# [Task requirements]
Only the lines from the one containing "OCR this image." through the end of the entries should be repeated, exactly as they appear, first and last included.
** start **
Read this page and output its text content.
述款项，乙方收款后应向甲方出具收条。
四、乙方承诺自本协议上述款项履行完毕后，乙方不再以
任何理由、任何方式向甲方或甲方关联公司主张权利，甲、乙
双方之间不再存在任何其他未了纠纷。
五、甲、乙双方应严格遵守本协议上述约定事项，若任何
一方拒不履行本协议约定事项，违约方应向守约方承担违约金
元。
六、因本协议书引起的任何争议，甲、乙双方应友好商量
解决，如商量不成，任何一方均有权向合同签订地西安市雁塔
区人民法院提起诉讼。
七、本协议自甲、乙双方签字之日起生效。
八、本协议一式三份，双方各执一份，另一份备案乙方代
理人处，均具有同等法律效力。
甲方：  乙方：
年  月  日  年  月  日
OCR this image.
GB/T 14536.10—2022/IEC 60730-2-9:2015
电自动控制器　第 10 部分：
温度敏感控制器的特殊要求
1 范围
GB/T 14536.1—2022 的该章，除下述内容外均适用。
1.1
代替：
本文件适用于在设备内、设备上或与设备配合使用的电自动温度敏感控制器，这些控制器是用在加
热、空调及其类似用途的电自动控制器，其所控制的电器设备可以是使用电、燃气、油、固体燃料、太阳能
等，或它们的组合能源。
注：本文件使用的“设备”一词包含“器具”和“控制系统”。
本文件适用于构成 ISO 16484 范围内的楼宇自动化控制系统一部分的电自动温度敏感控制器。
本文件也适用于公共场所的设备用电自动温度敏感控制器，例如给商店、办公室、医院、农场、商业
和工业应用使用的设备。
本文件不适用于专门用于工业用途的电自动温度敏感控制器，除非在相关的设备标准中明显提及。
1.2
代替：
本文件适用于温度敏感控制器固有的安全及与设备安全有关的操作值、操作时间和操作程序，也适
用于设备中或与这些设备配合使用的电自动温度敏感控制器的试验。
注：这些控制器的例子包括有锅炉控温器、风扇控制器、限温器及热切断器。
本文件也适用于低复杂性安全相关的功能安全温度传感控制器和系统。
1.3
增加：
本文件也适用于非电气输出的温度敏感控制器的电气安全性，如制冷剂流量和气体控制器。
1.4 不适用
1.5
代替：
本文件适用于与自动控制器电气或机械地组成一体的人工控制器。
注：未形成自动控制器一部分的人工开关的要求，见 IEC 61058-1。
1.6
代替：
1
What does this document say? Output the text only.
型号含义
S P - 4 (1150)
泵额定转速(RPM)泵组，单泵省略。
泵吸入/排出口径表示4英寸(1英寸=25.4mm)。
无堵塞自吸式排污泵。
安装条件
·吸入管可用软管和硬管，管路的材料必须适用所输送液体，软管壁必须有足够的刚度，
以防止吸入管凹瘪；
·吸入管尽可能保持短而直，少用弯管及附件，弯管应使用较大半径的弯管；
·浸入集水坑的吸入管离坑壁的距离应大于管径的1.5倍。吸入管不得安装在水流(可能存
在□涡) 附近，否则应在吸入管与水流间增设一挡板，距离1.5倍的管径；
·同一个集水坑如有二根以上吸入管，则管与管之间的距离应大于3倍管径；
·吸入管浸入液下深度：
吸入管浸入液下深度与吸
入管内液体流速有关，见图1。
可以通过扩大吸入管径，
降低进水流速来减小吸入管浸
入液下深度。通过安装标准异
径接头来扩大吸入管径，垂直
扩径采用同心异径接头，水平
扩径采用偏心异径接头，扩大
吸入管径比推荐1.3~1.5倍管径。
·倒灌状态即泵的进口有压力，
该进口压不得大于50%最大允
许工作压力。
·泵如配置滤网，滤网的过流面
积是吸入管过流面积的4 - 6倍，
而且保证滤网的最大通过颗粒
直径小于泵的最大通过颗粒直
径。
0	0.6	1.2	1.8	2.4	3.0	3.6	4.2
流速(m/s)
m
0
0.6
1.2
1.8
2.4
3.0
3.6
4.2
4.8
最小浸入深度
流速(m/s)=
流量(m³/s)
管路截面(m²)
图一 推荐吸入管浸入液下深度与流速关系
** end **
# [Final answer]
OCR this image.
GB/T 14536.10—2022/IEC 60730-2-9:2015
电自动控制器　第 10 部分：
温度敏感控制器的特殊要求
1 范围
GB/T 14536.1—2022 的该章，除下述内容外均适用。
1.1
代替：
本文件适用于在设备内、设备上或与设备配合使用的电自动温度敏感控制器，这些控制器是用在加
热、空调及其类似用途的电自动控制器，其所控制的电器设备可以是使用电、燃气、油、固体燃料、太阳能
等，或它们的组合能源。
注：本文件使用的“设备”一词包含“器具”和“控制系统”。
本文件适用于构成 ISO 16484 范围内的楼宇自动化控制系统一部分的电自动温度敏感控制器。
本文件也适用于公共场所的设备用电自动温度敏感控制器，例如给商店、办公室、医院、农场、商业
和工业应用使用的设备。
本文件不适用于专门用于工业用途的电自动温度敏感控制器，除非在相关的设备标准中明显提及。
1.2
代替：
本文件适用于温度敏感控制器固有的安全及与设备安全有关的操作值、操作时间和操作程序，也适
用于设备中或与这些设备配合使用的电自动温度敏感控制器的试验。
注：这些控制器的例子包括有锅炉控温器、风扇控制器、限温器及热切断器。
本文件也适用于低复杂性安全相关的功能安全温度传感控制器和系统。
1.3
增加：
本文件也适用于非电气输出的温度敏感控制器的电气安全性，如制冷剂流量和气体控制器。
1.4 不适用
1.5
代替：
本文件适用于与自动控制器电气或机械地组成一体的人工控制器。
注：未形成自动控制器一部分的人工开关的要求，见 IEC 61058-1。
1.6
代替：
1
What does this document say? Output the text only.
型号含义
S P - 4 (1150)
泵额定转速(RPM)泵组，单泵省略。
泵吸入/排出口径表示4英寸(1英寸=25.4mm)。
无堵塞自吸式排污泵。
安装条件
·吸入管可用软管和硬管，管路的材料必须适用所输送液体，软管壁必须有足够的刚度，
以防止吸入管凹瘪；
·吸入管尽可能保持短而直，少用弯管及附件，弯管应使用较大半径的弯管；
·浸入集水坑的吸入管离坑壁的距离应大于管径的1.5倍。吸入管不得安装在水流(可能存
在□涡) 附近，否则应在吸入管与水流间增设一挡板，距离1.5倍的管径；
·同一个集水坑如有二根以上吸入管，则管与管之间的距离应大于3倍管径；
·吸入管浸入液下深度：
吸入管浸入液下深度与吸
入管内液体流速有关，见图1。
可以通过扩大吸入管径，
降低进水流速来减小吸入管浸
入液下深度。通过安装标准异
径接头来扩大吸入管径，垂直
扩径采用同心异径接头，水平
扩径采用偏心异径接头，扩大
吸入管径比推荐1.3~1.5倍管径。
·倒灌状态即泵的进口有压力，
该进口压不得大于50%最大允
许工作压力。
·泵如配置滤网，滤网的过流面
积是吸入管过流面积的4 - 6倍，
而且保证滤网的最大通过颗粒
直径小于泵的最大通过颗粒直
径。
0	0.6	1.2	1.8	2.4	3.0	3.6	4.2
流速(m/s)
m
0
0.6
1.2
1.8
2.4
3.0
3.6
4.2
4.8
最小浸入深度
流速(m/s)=
流量(m³/s)
管路截面(m²)
图一 推荐吸入管浸入液下深度与流速关系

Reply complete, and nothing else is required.